Come viene descritta la ‘ndrangheta di Cosenza nelle carte dell’inchiesta della Dda di Catanzaro? Gli inquirenti antimafia partono dal “Crimine di Polsi” per raccontare e illustrare i contenuti di un’organizzazione che negli anni ha vissuto notevoli mutazioni dal punto di vista criminale. Lo hanno spiegato in modo più o meno dettagliato i tantissimi collaboratori di giustizia che hanno aiutato i magistrati e gli investigatori del Distretto giudiziario d Catanzaro a ricostruire le varie dinamiche interne alle cosche e non solo.

Tra gli strumenti utilizzati dai pm, ci sono state e ci sono (e ci saranno) anche le intercettazioni ambientali e telefoniche capaci di svelare i rapporti di natura illecita tra boss, affiliati e vittime. Un “Sistema“, quello cosentino, che si basa soprattutto sul narcotraffico. Ne sono prova le inchieste contro il traffico di sostanze stupefacenti coordinate dalla Dda di Catanzaro nel corso degli ultimi dieci anni, tutte concluse con sentenze di condanna. Poi ci sono le estorsioni, gli atti intimidatori e l’usura. Attività non consentite dalla legge che fruttano denaro “sporco” da versare nella cosiddetta “bacinella comune“. Anche su questo punto i pentiti hanno riferito di circostanze facendo i nomi dei rispettivi “contabili".

La ‘ndrangheta cosentina e la “gang di quartiere”

Il quadro in cui opera la ‘ndrangheta cosentina è questo. Oggi, però, è più corretto dire che l’operatività dell’organizzazione mafiosa può richiamare la tipicità della “gang di quartiere” senza dimenticare la ritualità ‘ndranghetistiche che attualmente si affiancano a soggetti che si avvicinano al fenomeno mafioso come forma di «aggregazione sociale», da cui trarre giovamenti economici.

«La commistione di tali aspetti – evidenzia la Dda di Catanzaro – rende oggi la ‘ndrangheta cosentina un fenomeno peculiare, un sistema rappresentato da un’associazione criminale organizzata nella quale convivono funzionalmente soggetti già legati familisticamente agli storici referenti dell’associazione stessa e soggetti criminali emergenti di specifiche zone della città e dei comuni dell’hinterland cosentino, portati e/o desiderosi di qualificare in senso mafioso le proprie attività delittuose».

### Record
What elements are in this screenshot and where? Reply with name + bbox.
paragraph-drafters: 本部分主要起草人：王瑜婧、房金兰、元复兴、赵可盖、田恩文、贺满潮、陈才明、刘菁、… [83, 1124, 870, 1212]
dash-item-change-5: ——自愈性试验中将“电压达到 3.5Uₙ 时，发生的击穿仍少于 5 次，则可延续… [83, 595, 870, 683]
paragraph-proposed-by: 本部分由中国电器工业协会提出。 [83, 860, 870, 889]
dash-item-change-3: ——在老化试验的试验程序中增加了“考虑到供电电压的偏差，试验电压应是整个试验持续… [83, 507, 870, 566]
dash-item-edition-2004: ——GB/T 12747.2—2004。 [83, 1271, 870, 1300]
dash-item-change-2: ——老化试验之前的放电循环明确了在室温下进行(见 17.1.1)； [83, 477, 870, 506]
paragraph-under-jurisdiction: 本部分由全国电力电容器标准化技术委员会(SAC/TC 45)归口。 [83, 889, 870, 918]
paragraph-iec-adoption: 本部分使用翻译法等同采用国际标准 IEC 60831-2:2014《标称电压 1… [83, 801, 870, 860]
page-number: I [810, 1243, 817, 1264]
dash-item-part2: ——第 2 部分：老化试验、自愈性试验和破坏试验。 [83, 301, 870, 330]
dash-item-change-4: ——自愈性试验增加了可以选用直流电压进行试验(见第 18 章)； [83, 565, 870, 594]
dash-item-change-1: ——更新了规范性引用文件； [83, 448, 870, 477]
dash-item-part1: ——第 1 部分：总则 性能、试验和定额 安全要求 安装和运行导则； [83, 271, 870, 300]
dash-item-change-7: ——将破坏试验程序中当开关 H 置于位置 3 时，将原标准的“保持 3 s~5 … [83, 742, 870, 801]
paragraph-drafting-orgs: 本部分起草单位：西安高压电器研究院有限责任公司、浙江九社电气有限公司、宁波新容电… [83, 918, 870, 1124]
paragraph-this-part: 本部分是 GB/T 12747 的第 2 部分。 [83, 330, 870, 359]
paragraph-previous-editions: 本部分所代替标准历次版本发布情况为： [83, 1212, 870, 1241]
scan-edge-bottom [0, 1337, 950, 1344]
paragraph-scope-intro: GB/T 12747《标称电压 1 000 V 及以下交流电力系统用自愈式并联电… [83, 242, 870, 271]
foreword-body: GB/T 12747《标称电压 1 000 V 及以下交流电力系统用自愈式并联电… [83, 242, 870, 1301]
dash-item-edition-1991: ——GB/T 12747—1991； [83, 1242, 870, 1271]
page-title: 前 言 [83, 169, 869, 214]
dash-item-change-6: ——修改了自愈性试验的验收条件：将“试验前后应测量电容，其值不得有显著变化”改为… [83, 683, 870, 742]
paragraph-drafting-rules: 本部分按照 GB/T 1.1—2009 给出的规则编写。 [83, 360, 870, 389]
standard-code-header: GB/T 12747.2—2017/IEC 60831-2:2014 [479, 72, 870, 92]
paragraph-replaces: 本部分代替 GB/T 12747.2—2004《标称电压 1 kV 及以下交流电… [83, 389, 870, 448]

### Compito assegnato 1
Elenca le attività illecite su cui, secondo il brano citato, si regge il "Sistema" cosentino.
### Compito assegnato 2
Prosegui il brano citato sulla 'ndrangheta cosentina a partire dal punto in cui si interrompe.

### Risultato esercizio 1
- narcotraffico
- estorsioni
- atti intimidatori
- usura

### Risultato esercizio 2
Spiegare la ‘ndrangheta cosentina partendo dal Crimine di Polsi

L’ufficio coordinato da Nicola Gratteri prende spunto dal “Crimine di Polsi“, dove la Cassazione accertò l’unitarietà della mafia calabrese, per descrivere i connotati del fenomeno criminale locale. «Il fenomeno della ‘ndrangheta ha ottenuto un recente riconoscimento giudiziario da parte della Corte di Cassazione attraverso la sentenza n. 830/2016 del 30.12.2016 (sentenza cosiddetta Crimine) che per la prima volta ha individuato e affermato la tendenziale unitarietà della organizzazione criminale di stampo mafioso denominata ‘ndrangheta, pur nella persistente autonomia delle singole articolazioni territoriali, in un modernissimo e difficile equilibrio tra centralismo delle regole e dei rituali e decentramento delle ordinarie attività illecite».

Il “Crimine di Polsi” custode del potere criminale e delle sue regole

«La ’ndrangheta – sottolinea la Dda di Catanzaro – si propone quale modello socio-criminale associativo tipicamente operativo su tutto il territorio calabrese (ma con potenziali proiezioni in altre parti del territorio nazionale ed estero), strutturata in articolazioni territoriali e funzionali e validata attraverso il riconoscimento e l’osservanza di regole e simboli. Sotto il profilo delle articolazioni, queste si individuano in locali e ‘ndrine dislocate sul territorio e riconducibili al cosiddetto “Crimine di Polsi” (luogo simbolicamente inteso quale custode del potere criminale e delle sue regole), ma svincolate da una dipendenza gerarchica-operativa in senso stretto».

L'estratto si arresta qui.